> [GIVEN PROBLEM]: In the material below, identify each line bearing the word "estropear". Reproduce those lines.

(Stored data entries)
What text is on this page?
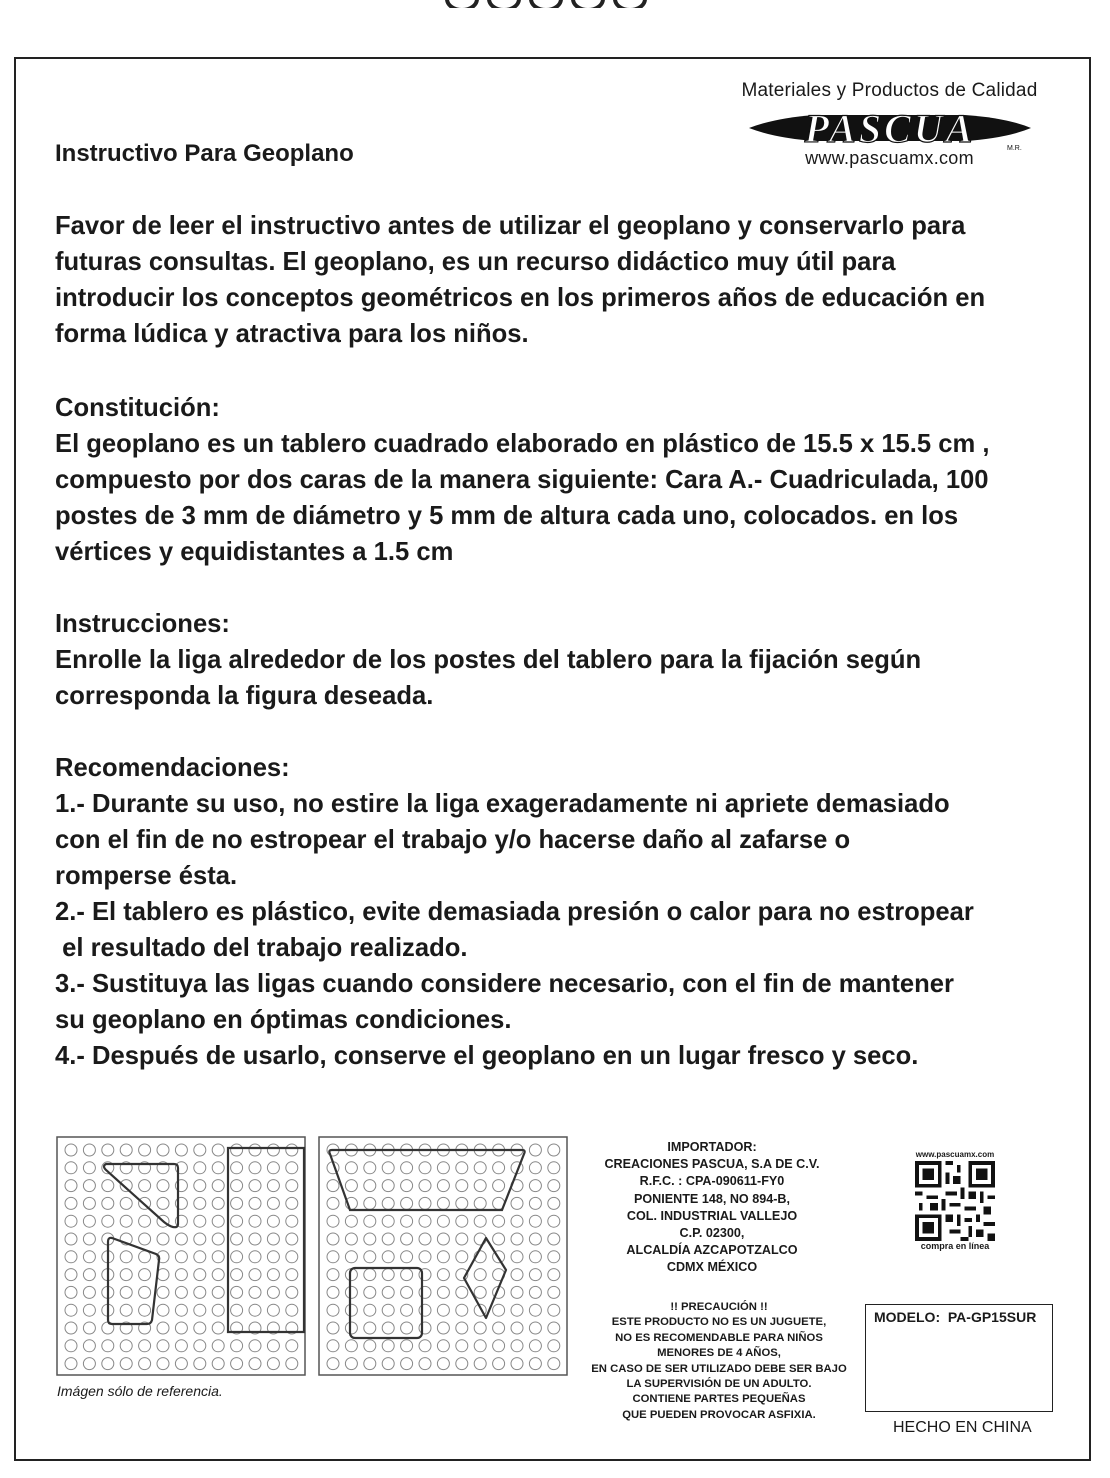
Materiales y Productos de Calidad
PASCUA	M.R.
www.pascuamx.com
Instructivo Para Geoplano

Favor de leer el instructivo antes de utilizar el geoplano y conservarlo para

futuras consultas. El geoplano, es un recurso didáctico muy útil para

introducir los conceptos geométricos en los primeros años de educación en

forma lúdica y atractiva para los niños.

Constitución:

El geoplano es un tablero cuadrado elaborado en plástico de 15.5 x 15.5 cm ,

compuesto por dos caras de la manera siguiente: Cara A.- Cuadriculada, 100

postes de 3 mm de diámetro y 5 mm de altura cada uno, colocados. en los

vértices y equidistantes a 1.5 cm

Instrucciones:

Enrolle la liga alrededor de los postes del tablero para la fijación según

corresponda la figura deseada.

Recomendaciones:

1.- Durante su uso, no estire la liga exageradamente ni apriete demasiado

con el fin de no estropear el trabajo y/o hacerse daño al zafarse o

romperse ésta.

2.- El tablero es plástico, evite demasiada presión o calor para no estropear

el resultado del trabajo realizado.

3.- Sustituya las ligas cuando considere necesario, con el fin de mantener

su geoplano en óptimas condiciones.

4.- Después de usarlo, conserve el geoplano en un lugar fresco y seco.

Imágen sólo de referencia.
IMPORTADOR:
CREACIONES PASCUA, S.A DE C.V.
R.F.C. : CPA-090611-FY0
PONIENTE 148, NO 894-B,
COL. INDUSTRIAL VALLEJO
C.P. 02300,
ALCALDÍA AZCAPOTZALCO
CDMX MÉXICO
!! PRECAUCIÓN !!
ESTE PRODUCTO NO ES UN JUGUETE,
NO ES RECOMENDABLE PARA NIÑOS
MENORES DE 4 AÑOS,
EN CASO DE SER UTILIZADO DEBE SER BAJO
LA SUPERVISIÓN DE UN ADULTO.
CONTIENE PARTES PEQUEÑAS
QUE PUEDEN PROVOCAR ASFIXIA.
www.pascuamx.com
compra en línea
MODELO:  PA-GP15SUR
HECHO EN CHINA
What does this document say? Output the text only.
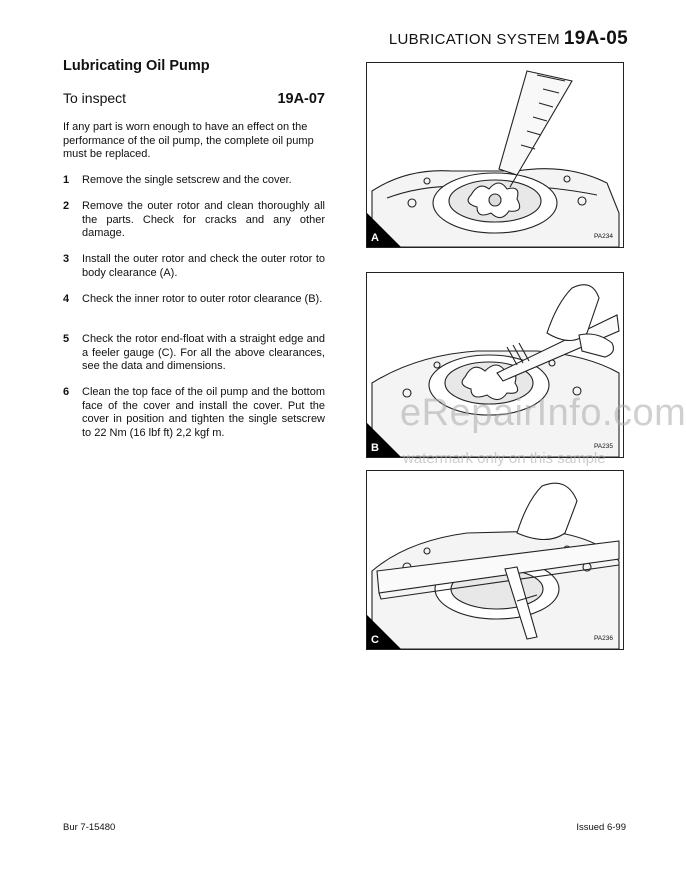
LUBRICATION SYSTEM 19A-05
Lubricating Oil Pump
To inspect	19A-07
If any part is worn enough to have an effect on the performance of the oil pump, the complete oil pump must be replaced.
1	Remove the single setscrew and the cover.
2	Remove the outer rotor and clean thoroughly all the parts. Check for cracks and any other damage.
3	Install the outer rotor and check the outer rotor to body clearance (A).
4	Check the inner rotor to outer rotor clearance (B).
5	Check the rotor end-float with a straight edge and a feeler gauge (C). For all the above clearances, see the data and dimensions.
6	Clean the top face of the oil pump and the bottom face of the cover and install the cover. Put the cover in position and tighten the single setscrew to 22 Nm (16 lbf ft) 2,2 kgf m.
A	PA234
B	PA235
C	PA236
eRepairInfo.com
watermark only on this sample
Bur 7-15480	Issued 6-99
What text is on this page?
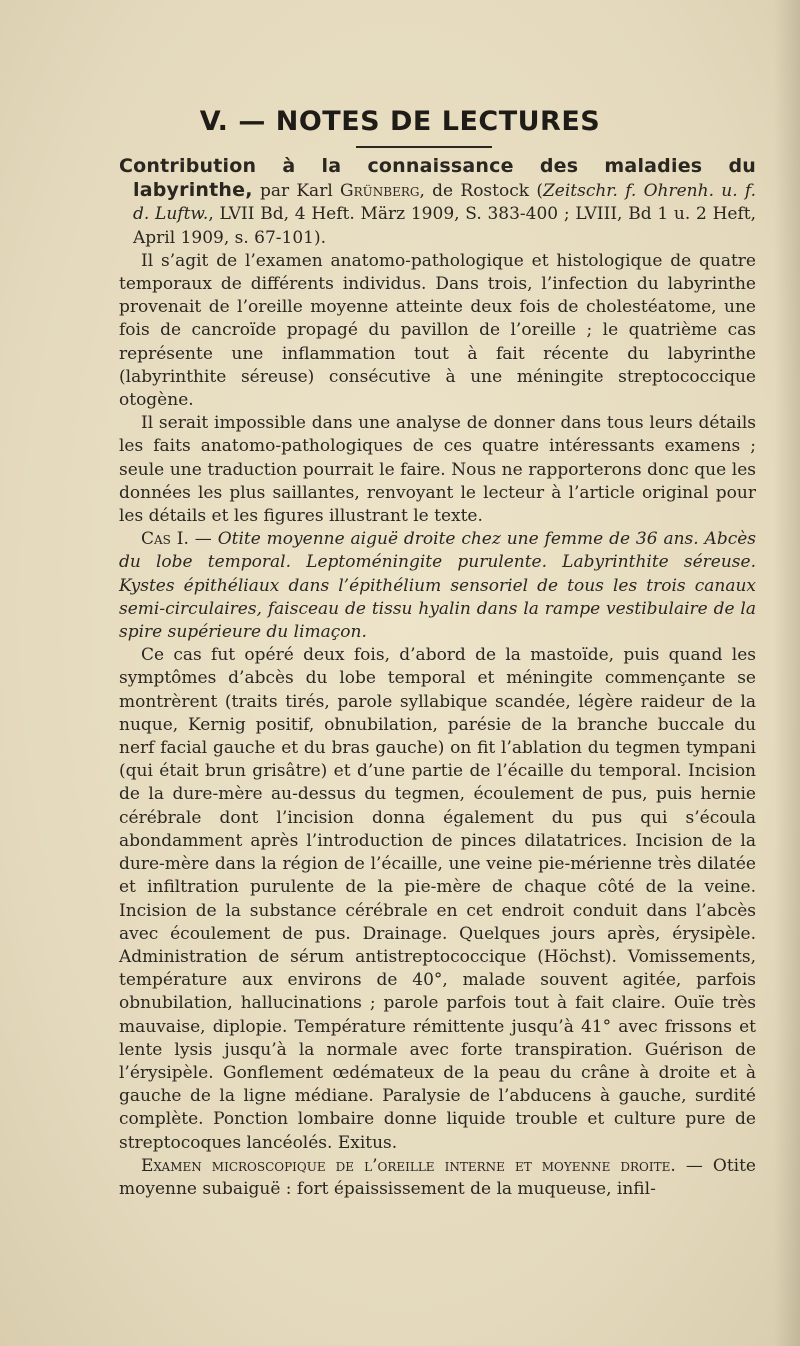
V. — NOTES DE LECTURES

Contribution à la connaissance des maladies du labyrinthe, par Karl Grünberg, de Rostock (Zeitschr. f. Ohrenh. u. f. d. Luftw., LVII Bd, 4 Heft. März 1909, S. 383-400 ; LVIII, Bd 1 u. 2 Heft, April 1909, s. 67-101).

Il s’agit de l’examen anatomo-pathologique et histologique de quatre temporaux de différents individus. Dans trois, l’infection du labyrinthe provenait de l’oreille moyenne atteinte deux fois de cholestéatome, une fois de cancroïde propagé du pavillon de l’oreille ; le quatrième cas représente une inflammation tout à fait récente du labyrinthe (labyrinthite séreuse) consécutive à une méningite streptococcique otogène.

Il serait impossible dans une analyse de donner dans tous leurs détails les faits anatomo-pathologiques de ces quatre intéressants examens ; seule une traduction pourrait le faire. Nous ne rapporterons donc que les données les plus saillantes, renvoyant le lecteur à l’article original pour les détails et les figures illustrant le texte.

Cas I. — Otite moyenne aiguë droite chez une femme de 36 ans. Abcès du lobe temporal. Leptoméningite purulente. Labyrinthite séreuse. Kystes épithéliaux dans l’épithélium sensoriel de tous les trois canaux semi-circulaires, faisceau de tissu hyalin dans la rampe vestibulaire de la spire supérieure du limaçon.

Ce cas fut opéré deux fois, d’abord de la mastoïde, puis quand les symptômes d’abcès du lobe temporal et méningite commençante se montrèrent (traits tirés, parole syllabique scandée, légère raideur de la nuque, Kernig positif, obnubilation, parésie de la branche buccale du nerf facial gauche et du bras gauche) on fit l’ablation du tegmen tympani (qui était brun grisâtre) et d’une partie de l’écaille du temporal. Incision de la dure-mère au-dessus du tegmen, écoulement de pus, puis hernie cérébrale dont l’incision donna également du pus qui s’écoula abondamment après l’introduction de pinces dilatatrices. Incision de la dure-mère dans la région de l’écaille, une veine pie-mérienne très dilatée et infiltration purulente de la pie-mère de chaque côté de la veine. Incision de la substance cérébrale en cet endroit conduit dans l’abcès avec écoulement de pus. Drainage. Quelques jours après, érysipèle. Administration de sérum antistreptococcique (Höchst). Vomissements, température aux environs de 40°, malade souvent agitée, parfois obnubilation, hallucinations ; parole parfois tout à fait claire. Ouïe très mauvaise, diplopie. Température rémittente jusqu’à 41° avec frissons et lente lysis jusqu’à la normale avec forte transpiration. Guérison de l’érysipèle. Gonflement œdémateux de la peau du crâne à droite et à gauche de la ligne médiane. Paralysie de l’abducens à gauche, surdité complète. Ponction lombaire donne liquide trouble et culture pure de streptocoques lancéolés. Exitus.

Examen microscopique de l’oreille interne et moyenne droite. — Otite moyenne subaiguë : fort épaississement de la muqueuse, infil-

> [EXERCISE SOLUTION]:
con el fin de no estropear el trabajo y/o hacerse daño al zafarse o
2.- El tablero es plástico, evite demasiada presión o calor para no estropear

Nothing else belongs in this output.